Stored data entries:

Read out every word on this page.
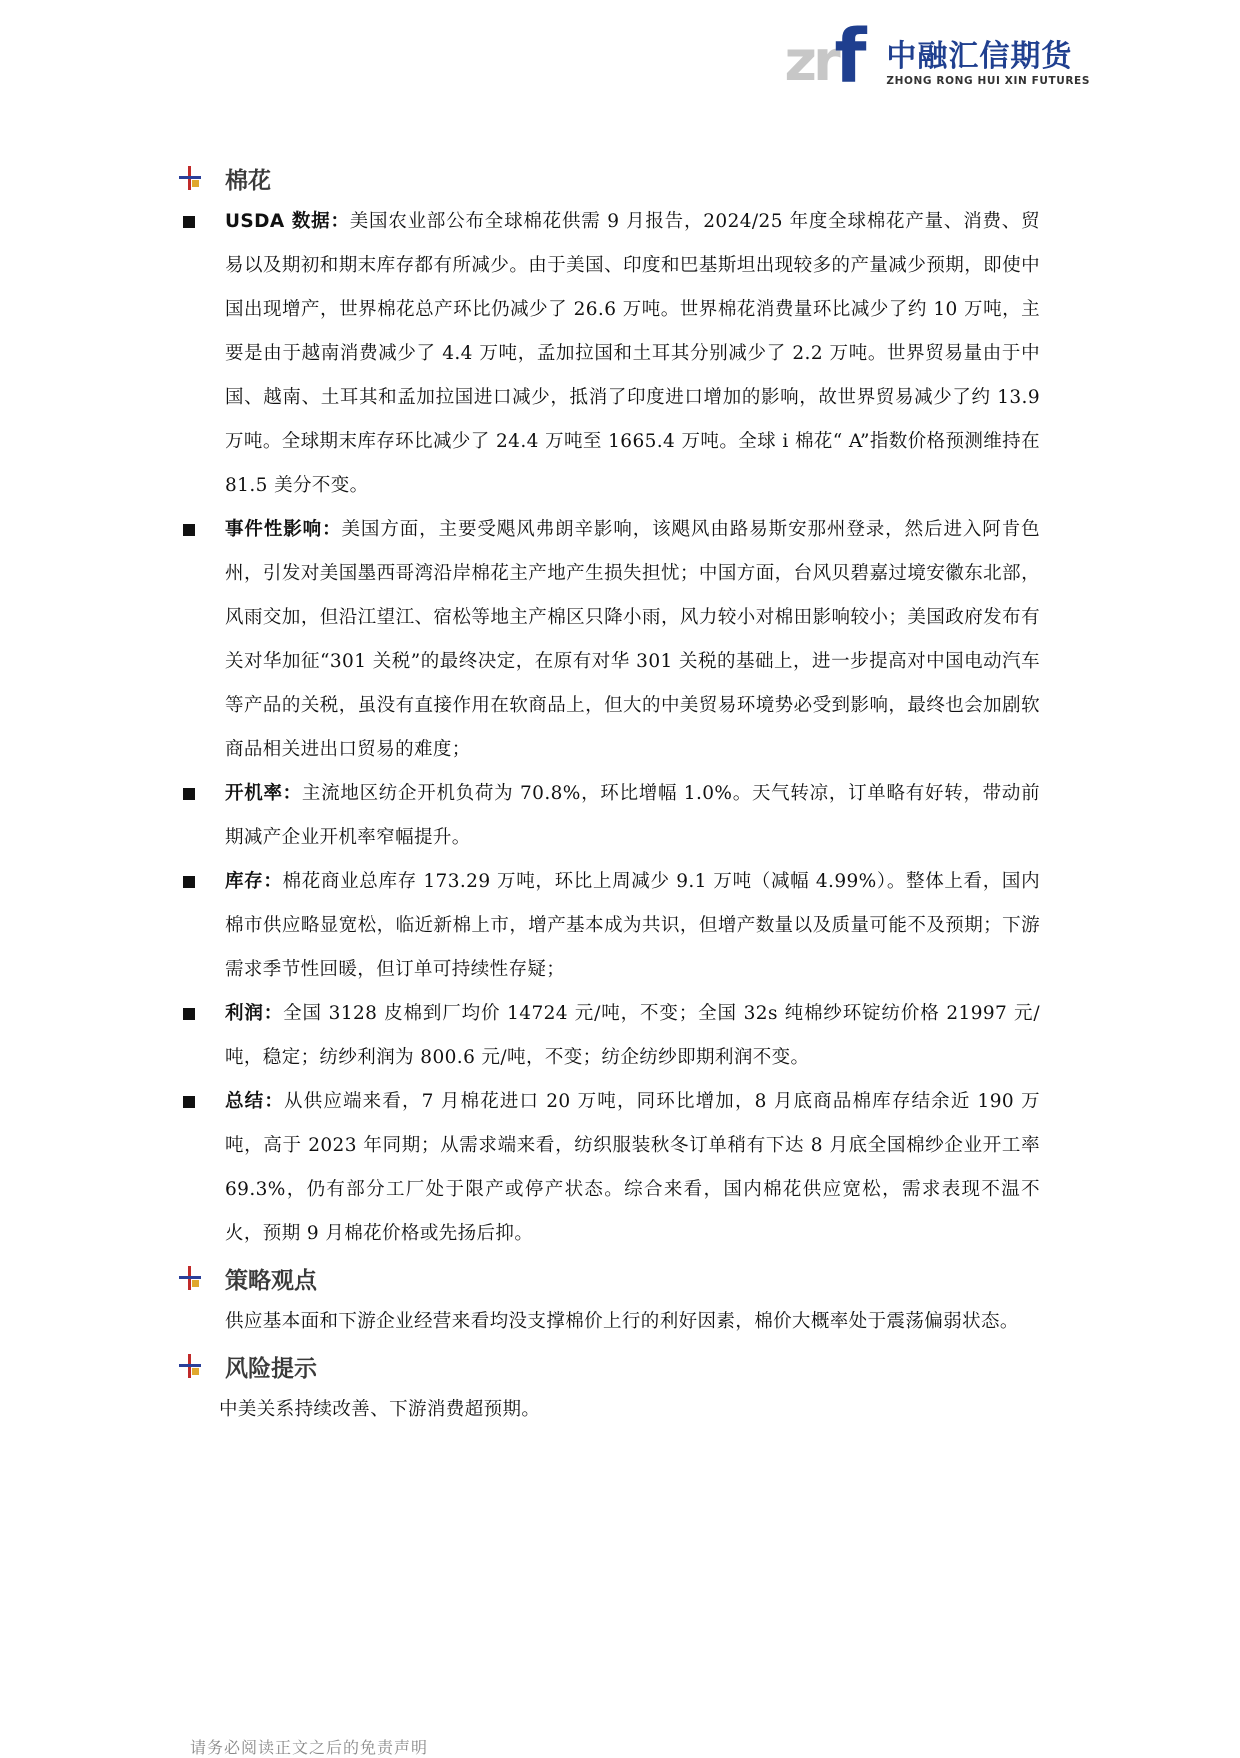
zr
f 中融汇信期货
ZHONG RONG HUI XIN FUTURES
棉花
USDA 数据：美国农业部公布全球棉花供需 9 月报告，2024/25 年度全球棉花产量、消费、贸易以及期初和期末库存都有所减少。由于美国、印度和巴基斯坦出现较多的产量减少预期，即使中国出现增产，世界棉花总产环比仍减少了 26.6 万吨。世界棉花消费量环比减少了约 10 万吨，主要是由于越南消费减少了 4.4 万吨，孟加拉国和土耳其分别减少了 2.2 万吨。世界贸易量由于中国、越南、土耳其和孟加拉国进口减少，抵消了印度进口增加的影响，故世界贸易减少了约 13.9 万吨。全球期末库存环比减少了 24.4 万吨至 1665.4 万吨。全球 i 棉花“ A”指数价格预测维持在 81.5 美分不变。
事件性影响：美国方面，主要受飓风弗朗辛影响，该飓风由路易斯安那州登录，然后进入阿肯色州，引发对美国墨西哥湾沿岸棉花主产地产生损失担忧；中国方面，台风贝碧嘉过境安徽东北部，风雨交加，但沿江望江、宿松等地主产棉区只降小雨，风力较小对棉田影响较小；美国政府发布有关对华加征“301 关税”的最终决定，在原有对华 301 关税的基础上，进一步提高对中国电动汽车等产品的关税，虽没有直接作用在软商品上，但大的中美贸易环境势必受到影响，最终也会加剧软商品相关进出口贸易的难度；
开机率：主流地区纺企开机负荷为 70.8%，环比增幅 1.0%。天气转凉，订单略有好转，带动前期减产企业开机率窄幅提升。
库存：棉花商业总库存 173.29 万吨，环比上周减少 9.1 万吨（减幅 4.99%）。整体上看，国内棉市供应略显宽松，临近新棉上市，增产基本成为共识，但增产数量以及质量可能不及预期；下游需求季节性回暖，但订单可持续性存疑；
利润：全国 3128 皮棉到厂均价 14724 元/吨，不变；全国 32s 纯棉纱环锭纺价格 21997 元/吨，稳定；纺纱利润为 800.6 元/吨，不变；纺企纺纱即期利润不变。
总结：从供应端来看，7 月棉花进口 20 万吨，同环比增加，8 月底商品棉库存结余近 190 万吨，高于 2023 年同期；从需求端来看，纺织服装秋冬订单稍有下达 8 月底全国棉纱企业开工率 69.3%，仍有部分工厂处于限产或停产状态。综合来看，国内棉花供应宽松，需求表现不温不火，预期 9 月棉花价格或先扬后抑。
策略观点
供应基本面和下游企业经营来看均没支撑棉价上行的利好因素，棉价大概率处于震荡偏弱状态。
风险提示
中美关系持续改善、下游消费超预期。
请务必阅读正文之后的免责声明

* **PROBLEM DETAILS**
Give every line back word for word and leave the pictures out.

* **RESPONSE TO THE EXERCISE**
Read out every word on this page.
zr
f 中融汇信期货
ZHONG RONG HUI XIN FUTURES
棉花
USDA 数据：美国农业部公布全球棉花供需 9 月报告，2024/25 年度全球棉花产量、消费、贸易以及期初和期末库存都有所减少。由于美国、印度和巴基斯坦出现较多的产量减少预期，即使中国出现增产，世界棉花总产环比仍减少了 26.6 万吨。世界棉花消费量环比减少了约 10 万吨，主要是由于越南消费减少了 4.4 万吨，孟加拉国和土耳其分别减少了 2.2 万吨。世界贸易量由于中国、越南、土耳其和孟加拉国进口减少，抵消了印度进口增加的影响，故世界贸易减少了约 13.9 万吨。全球期末库存环比减少了 24.4 万吨至 1665.4 万吨。全球 i 棉花“ A”指数价格预测维持在 81.5 美分不变。
事件性影响：美国方面，主要受飓风弗朗辛影响，该飓风由路易斯安那州登录，然后进入阿肯色州，引发对美国墨西哥湾沿岸棉花主产地产生损失担忧；中国方面，台风贝碧嘉过境安徽东北部，风雨交加，但沿江望江、宿松等地主产棉区只降小雨，风力较小对棉田影响较小；美国政府发布有关对华加征“301 关税”的最终决定，在原有对华 301 关税的基础上，进一步提高对中国电动汽车等产品的关税，虽没有直接作用在软商品上，但大的中美贸易环境势必受到影响，最终也会加剧软商品相关进出口贸易的难度；
开机率：主流地区纺企开机负荷为 70.8%，环比增幅 1.0%。天气转凉，订单略有好转，带动前期减产企业开机率窄幅提升。
库存：棉花商业总库存 173.29 万吨，环比上周减少 9.1 万吨（减幅 4.99%）。整体上看，国内棉市供应略显宽松，临近新棉上市，增产基本成为共识，但增产数量以及质量可能不及预期；下游需求季节性回暖，但订单可持续性存疑；
利润：全国 3128 皮棉到厂均价 14724 元/吨，不变；全国 32s 纯棉纱环锭纺价格 21997 元/吨，稳定；纺纱利润为 800.6 元/吨，不变；纺企纺纱即期利润不变。
总结：从供应端来看，7 月棉花进口 20 万吨，同环比增加，8 月底商品棉库存结余近 190 万吨，高于 2023 年同期；从需求端来看，纺织服装秋冬订单稍有下达 8 月底全国棉纱企业开工率 69.3%，仍有部分工厂处于限产或停产状态。综合来看，国内棉花供应宽松，需求表现不温不火，预期 9 月棉花价格或先扬后抑。
策略观点
供应基本面和下游企业经营来看均没支撑棉价上行的利好因素，棉价大概率处于震荡偏弱状态。
风险提示
中美关系持续改善、下游消费超预期。
请务必阅读正文之后的免责声明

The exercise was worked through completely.